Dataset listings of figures
= = =

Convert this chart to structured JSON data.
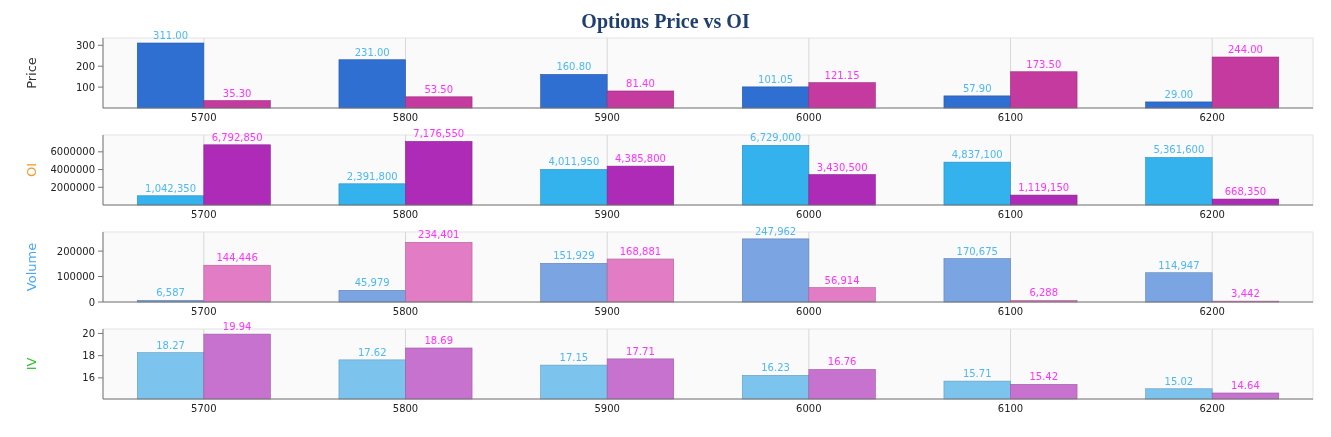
{
  "chart_data": [
    {
      "type": "bar",
      "title": "Options Price vs OI",
      "ylabel": "Price",
      "categories": [
        "5700",
        "5800",
        "5900",
        "6000",
        "6100",
        "6200"
      ],
      "ylim": [
        0,
        335
      ],
      "yticks": [
        100,
        200,
        300
      ],
      "grid": "x",
      "series": [
        {
          "color": "#2f6fd2",
          "values": [
            311.0,
            231.0,
            160.8,
            101.05,
            57.9,
            29.0
          ],
          "value_labels": [
            "311.00",
            "231.00",
            "160.80",
            "101.05",
            "57.90",
            "29.00"
          ]
        },
        {
          "color": "#c43a9e",
          "values": [
            35.3,
            53.5,
            81.4,
            121.15,
            173.5,
            244.0
          ],
          "value_labels": [
            "35.30",
            "53.50",
            "81.40",
            "121.15",
            "173.50",
            "244.00"
          ]
        }
      ]
    },
    {
      "type": "bar",
      "ylabel": "OI",
      "categories": [
        "5700",
        "5800",
        "5900",
        "6000",
        "6100",
        "6200"
      ],
      "ylim": [
        0,
        7900000
      ],
      "yticks": [
        2000000,
        4000000,
        6000000
      ],
      "grid": "x",
      "series": [
        {
          "color": "#33b2ee",
          "values": [
            1042350,
            2391800,
            4011950,
            6729000,
            4837100,
            5361600
          ],
          "value_labels": [
            "1,042,350",
            "2,391,800",
            "4,011,950",
            "6,729,000",
            "4,837,100",
            "5,361,600"
          ]
        },
        {
          "color": "#ad2bb6",
          "values": [
            6792850,
            7176550,
            4385800,
            3430500,
            1119150,
            668350
          ],
          "value_labels": [
            "6,792,850",
            "7,176,550",
            "4,385,800",
            "3,430,500",
            "1,119,150",
            "668,350"
          ]
        }
      ]
    },
    {
      "type": "bar",
      "ylabel": "Volume",
      "categories": [
        "5700",
        "5800",
        "5900",
        "6000",
        "6100",
        "6200"
      ],
      "ylim": [
        0,
        275000
      ],
      "yticks": [
        0,
        100000,
        200000
      ],
      "grid": "x",
      "series": [
        {
          "color": "#7aa4e2",
          "values": [
            6587,
            45979,
            151929,
            247962,
            170675,
            114947
          ],
          "value_labels": [
            "6,587",
            "45,979",
            "151,929",
            "247,962",
            "170,675",
            "114,947"
          ]
        },
        {
          "color": "#e27cc4",
          "values": [
            144446,
            234401,
            168881,
            56914,
            6288,
            3442
          ],
          "value_labels": [
            "144,446",
            "234,401",
            "168,881",
            "56,914",
            "6,288",
            "3,442"
          ]
        }
      ]
    },
    {
      "type": "bar",
      "ylabel": "IV",
      "categories": [
        "5700",
        "5800",
        "5900",
        "6000",
        "6100",
        "6200"
      ],
      "ylim": [
        14.1,
        20.4
      ],
      "yticks": [
        16,
        18,
        20
      ],
      "grid": "x",
      "series": [
        {
          "color": "#7cc4ee",
          "values": [
            18.27,
            17.62,
            17.15,
            16.23,
            15.71,
            15.02
          ],
          "value_labels": [
            "18.27",
            "17.62",
            "17.15",
            "16.23",
            "15.71",
            "15.02"
          ]
        },
        {
          "color": "#c872cf",
          "values": [
            19.94,
            18.69,
            17.71,
            16.76,
            15.42,
            14.64
          ],
          "value_labels": [
            "19.94",
            "18.69",
            "17.71",
            "16.76",
            "15.42",
            "14.64"
          ]
        }
      ]
    }
  ]
}
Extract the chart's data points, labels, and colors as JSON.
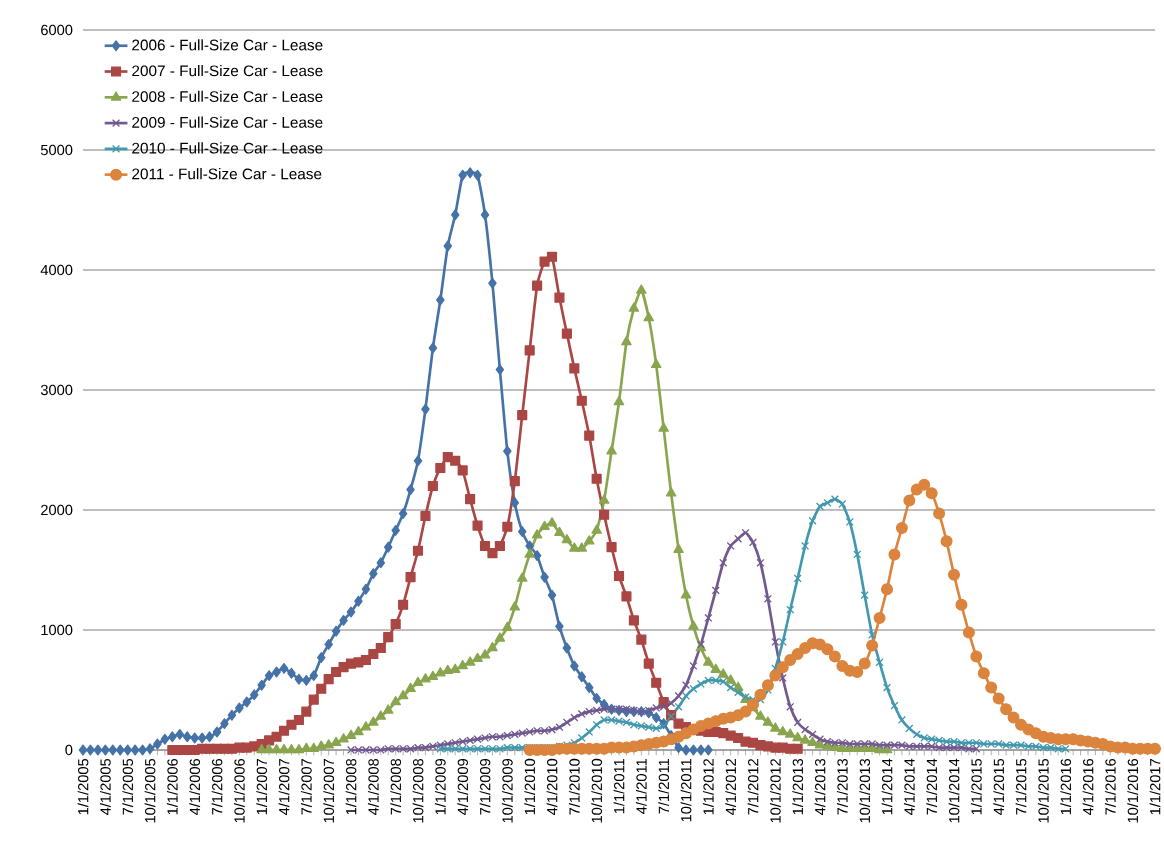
{
  "chart_data": {
    "type": "line",
    "grid": "y",
    "legend": "top left",
    "ylim": [
      0,
      6000
    ],
    "yticks": [
      0,
      1000,
      2000,
      3000,
      4000,
      5000,
      6000
    ],
    "categories": [
      "1/1/2005",
      null,
      null,
      "4/1/2005",
      null,
      null,
      "7/1/2005",
      null,
      null,
      "10/1/2005",
      null,
      null,
      "1/1/2006",
      null,
      null,
      "4/1/2006",
      null,
      null,
      "7/1/2006",
      null,
      null,
      "10/1/2006",
      null,
      null,
      "1/1/2007",
      null,
      null,
      "4/1/2007",
      null,
      null,
      "7/1/2007",
      null,
      null,
      "10/1/2007",
      null,
      null,
      "1/1/2008",
      null,
      null,
      "4/1/2008",
      null,
      null,
      "7/1/2008",
      null,
      null,
      "10/1/2008",
      null,
      null,
      "1/1/2009",
      null,
      null,
      "4/1/2009",
      null,
      null,
      "7/1/2009",
      null,
      null,
      "10/1/2009",
      null,
      null,
      "1/1/2010",
      null,
      null,
      "4/1/2010",
      null,
      null,
      "7/1/2010",
      null,
      null,
      "10/1/2010",
      null,
      null,
      "1/1/2011",
      null,
      null,
      "4/1/2011",
      null,
      null,
      "7/1/2011",
      null,
      null,
      "10/1/2011",
      null,
      null,
      "1/1/2012",
      null,
      null,
      "4/1/2012",
      null,
      null,
      "7/1/2012",
      null,
      null,
      "10/1/2012",
      null,
      null,
      "1/1/2013",
      null,
      null,
      "4/1/2013",
      null,
      null,
      "7/1/2013",
      null,
      null,
      "10/1/2013",
      null,
      null,
      "1/1/2014",
      null,
      null,
      "4/1/2014",
      null,
      null,
      "7/1/2014",
      null,
      null,
      "10/1/2014",
      null,
      null,
      "1/1/2015",
      null,
      null,
      "4/1/2015",
      null,
      null,
      "7/1/2015",
      null,
      null,
      "10/1/2015",
      null,
      null,
      "1/1/2016",
      null,
      null,
      "4/1/2016",
      null,
      null,
      "7/1/2016",
      null,
      null,
      "10/1/2016",
      null,
      null,
      "1/1/2017"
    ],
    "series": [
      {
        "name": "2006 - Full-Size Car - Lease",
        "color": "#4572a7",
        "marker": "diamond",
        "values": [
          0,
          0,
          0,
          0,
          0,
          0,
          0,
          0,
          0,
          10,
          50,
          90,
          110,
          130,
          110,
          100,
          100,
          110,
          150,
          220,
          290,
          350,
          400,
          460,
          540,
          620,
          650,
          680,
          640,
          590,
          580,
          620,
          770,
          880,
          990,
          1080,
          1150,
          1240,
          1340,
          1470,
          1560,
          1690,
          1830,
          1970,
          2170,
          2410,
          2840,
          3350,
          3750,
          4200,
          4460,
          4790,
          4810,
          4790,
          4460,
          3890,
          3170,
          2490,
          2060,
          1820,
          1700,
          1620,
          1440,
          1290,
          1030,
          850,
          700,
          610,
          520,
          430,
          380,
          340,
          330,
          320,
          320,
          320,
          310,
          270,
          220,
          120,
          20,
          0,
          0,
          0,
          0,
          null,
          null,
          null,
          null,
          null,
          null,
          null,
          null,
          null,
          null,
          null,
          null,
          null,
          null,
          null,
          null,
          null,
          null,
          null,
          null,
          null,
          null,
          null,
          null,
          null,
          null,
          null,
          null,
          null,
          null,
          null,
          null,
          null,
          null,
          null,
          null,
          null,
          null,
          null,
          null,
          null,
          null,
          null,
          null,
          null,
          null,
          null,
          null,
          null,
          null,
          null,
          null,
          null,
          null,
          null,
          null,
          null,
          null,
          null,
          null
        ]
      },
      {
        "name": "2007 - Full-Size Car - Lease",
        "color": "#aa4643",
        "marker": "square",
        "values": [
          null,
          null,
          null,
          null,
          null,
          null,
          null,
          null,
          null,
          null,
          null,
          null,
          0,
          0,
          0,
          0,
          10,
          10,
          10,
          10,
          10,
          20,
          20,
          30,
          50,
          80,
          110,
          160,
          210,
          250,
          320,
          420,
          510,
          590,
          650,
          690,
          720,
          730,
          750,
          800,
          850,
          940,
          1050,
          1210,
          1440,
          1660,
          1950,
          2200,
          2350,
          2440,
          2410,
          2330,
          2090,
          1870,
          1700,
          1640,
          1700,
          1860,
          2240,
          2790,
          3330,
          3870,
          4070,
          4110,
          3770,
          3470,
          3180,
          2910,
          2620,
          2260,
          1960,
          1690,
          1450,
          1280,
          1080,
          920,
          720,
          560,
          400,
          290,
          220,
          190,
          170,
          160,
          150,
          150,
          140,
          120,
          100,
          70,
          60,
          40,
          30,
          20,
          20,
          10,
          10,
          null,
          null,
          null,
          null,
          null,
          null,
          null,
          null,
          null,
          null,
          null,
          null,
          null,
          null,
          null,
          null,
          null,
          null,
          null,
          null,
          null,
          null,
          null,
          null,
          null,
          null,
          null,
          null,
          null,
          null,
          null,
          null,
          null,
          null,
          null,
          null,
          null,
          null,
          null,
          null,
          null,
          null,
          null,
          null,
          null,
          null,
          null,
          null
        ]
      },
      {
        "name": "2008 - Full-Size Car - Lease",
        "color": "#89a54e",
        "marker": "triangle",
        "values": [
          null,
          null,
          null,
          null,
          null,
          null,
          null,
          null,
          null,
          null,
          null,
          null,
          null,
          null,
          null,
          null,
          null,
          null,
          null,
          null,
          null,
          null,
          null,
          null,
          0,
          0,
          0,
          0,
          0,
          0,
          10,
          10,
          30,
          40,
          60,
          90,
          120,
          150,
          190,
          230,
          280,
          330,
          400,
          450,
          510,
          560,
          590,
          610,
          640,
          660,
          670,
          700,
          730,
          760,
          790,
          850,
          930,
          1020,
          1190,
          1430,
          1630,
          1790,
          1860,
          1890,
          1810,
          1750,
          1680,
          1680,
          1740,
          1830,
          2080,
          2490,
          2900,
          3400,
          3680,
          3830,
          3600,
          3210,
          2680,
          2140,
          1670,
          1290,
          1030,
          850,
          730,
          670,
          630,
          580,
          520,
          420,
          350,
          280,
          230,
          180,
          150,
          130,
          100,
          80,
          60,
          40,
          30,
          20,
          10,
          10,
          10,
          10,
          10,
          0,
          0,
          null,
          null,
          null,
          null,
          null,
          null,
          null,
          null,
          null,
          null,
          null,
          null,
          null,
          null,
          null,
          null,
          null,
          null,
          null,
          null,
          null,
          null,
          null,
          null,
          null,
          null,
          null,
          null,
          null,
          null,
          null,
          null,
          null,
          null,
          null,
          null
        ]
      },
      {
        "name": "2009 - Full-Size Car - Lease",
        "color": "#71588f",
        "marker": "cross",
        "values": [
          null,
          null,
          null,
          null,
          null,
          null,
          null,
          null,
          null,
          null,
          null,
          null,
          null,
          null,
          null,
          null,
          null,
          null,
          null,
          null,
          null,
          null,
          null,
          null,
          null,
          null,
          null,
          null,
          null,
          null,
          null,
          null,
          null,
          null,
          null,
          null,
          0,
          0,
          0,
          0,
          0,
          10,
          10,
          10,
          10,
          20,
          20,
          30,
          40,
          50,
          60,
          70,
          80,
          90,
          100,
          110,
          110,
          120,
          130,
          140,
          150,
          160,
          160,
          170,
          190,
          230,
          270,
          300,
          320,
          330,
          340,
          340,
          340,
          340,
          330,
          320,
          330,
          350,
          360,
          390,
          450,
          540,
          700,
          880,
          1100,
          1330,
          1560,
          1700,
          1760,
          1810,
          1730,
          1560,
          1260,
          900,
          600,
          360,
          230,
          170,
          130,
          90,
          70,
          60,
          60,
          50,
          50,
          50,
          50,
          40,
          40,
          40,
          40,
          30,
          30,
          30,
          30,
          20,
          20,
          20,
          20,
          10,
          10,
          null,
          null,
          null,
          null,
          null,
          null,
          null,
          null,
          null,
          null,
          null,
          null,
          null,
          null,
          null,
          null,
          null,
          null,
          null,
          null,
          null,
          null,
          null,
          null
        ]
      },
      {
        "name": "2010 - Full-Size Car - Lease",
        "color": "#4198af",
        "marker": "cross",
        "values": [
          null,
          null,
          null,
          null,
          null,
          null,
          null,
          null,
          null,
          null,
          null,
          null,
          null,
          null,
          null,
          null,
          null,
          null,
          null,
          null,
          null,
          null,
          null,
          null,
          null,
          null,
          null,
          null,
          null,
          null,
          null,
          null,
          null,
          null,
          null,
          null,
          null,
          null,
          null,
          null,
          null,
          null,
          null,
          null,
          null,
          null,
          null,
          null,
          10,
          10,
          10,
          10,
          10,
          10,
          10,
          10,
          10,
          20,
          20,
          20,
          20,
          20,
          20,
          20,
          30,
          40,
          60,
          100,
          150,
          210,
          250,
          250,
          240,
          230,
          210,
          200,
          190,
          180,
          200,
          280,
          360,
          450,
          510,
          550,
          580,
          580,
          570,
          520,
          480,
          440,
          420,
          420,
          500,
          680,
          900,
          1170,
          1430,
          1700,
          1910,
          2030,
          2060,
          2090,
          2050,
          1900,
          1630,
          1290,
          960,
          730,
          520,
          370,
          250,
          180,
          130,
          100,
          90,
          80,
          70,
          70,
          60,
          60,
          60,
          50,
          50,
          50,
          40,
          40,
          40,
          30,
          30,
          20,
          20,
          10,
          10,
          null,
          null,
          null,
          null,
          null,
          null,
          null,
          null,
          null,
          null,
          null,
          null
        ]
      },
      {
        "name": "2011 - Full-Size Car - Lease",
        "color": "#db843d",
        "marker": "circle",
        "values": [
          null,
          null,
          null,
          null,
          null,
          null,
          null,
          null,
          null,
          null,
          null,
          null,
          null,
          null,
          null,
          null,
          null,
          null,
          null,
          null,
          null,
          null,
          null,
          null,
          null,
          null,
          null,
          null,
          null,
          null,
          null,
          null,
          null,
          null,
          null,
          null,
          null,
          null,
          null,
          null,
          null,
          null,
          null,
          null,
          null,
          null,
          null,
          null,
          null,
          null,
          null,
          null,
          null,
          null,
          null,
          null,
          null,
          null,
          null,
          null,
          0,
          0,
          0,
          0,
          10,
          10,
          10,
          10,
          10,
          10,
          10,
          20,
          20,
          20,
          30,
          40,
          50,
          60,
          70,
          90,
          110,
          140,
          170,
          200,
          220,
          240,
          260,
          270,
          290,
          320,
          380,
          460,
          540,
          620,
          690,
          750,
          800,
          850,
          890,
          880,
          840,
          780,
          700,
          660,
          650,
          720,
          870,
          1100,
          1340,
          1630,
          1850,
          2080,
          2170,
          2210,
          2140,
          1970,
          1740,
          1460,
          1210,
          980,
          780,
          640,
          520,
          430,
          340,
          270,
          210,
          170,
          140,
          110,
          100,
          90,
          90,
          90,
          80,
          70,
          60,
          50,
          30,
          20,
          20,
          10,
          10,
          10,
          10
        ]
      }
    ]
  }
}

= = =

List all lines where "Price" occurs.

      "title": "Options Price vs OI",
      "ylabel": "Price",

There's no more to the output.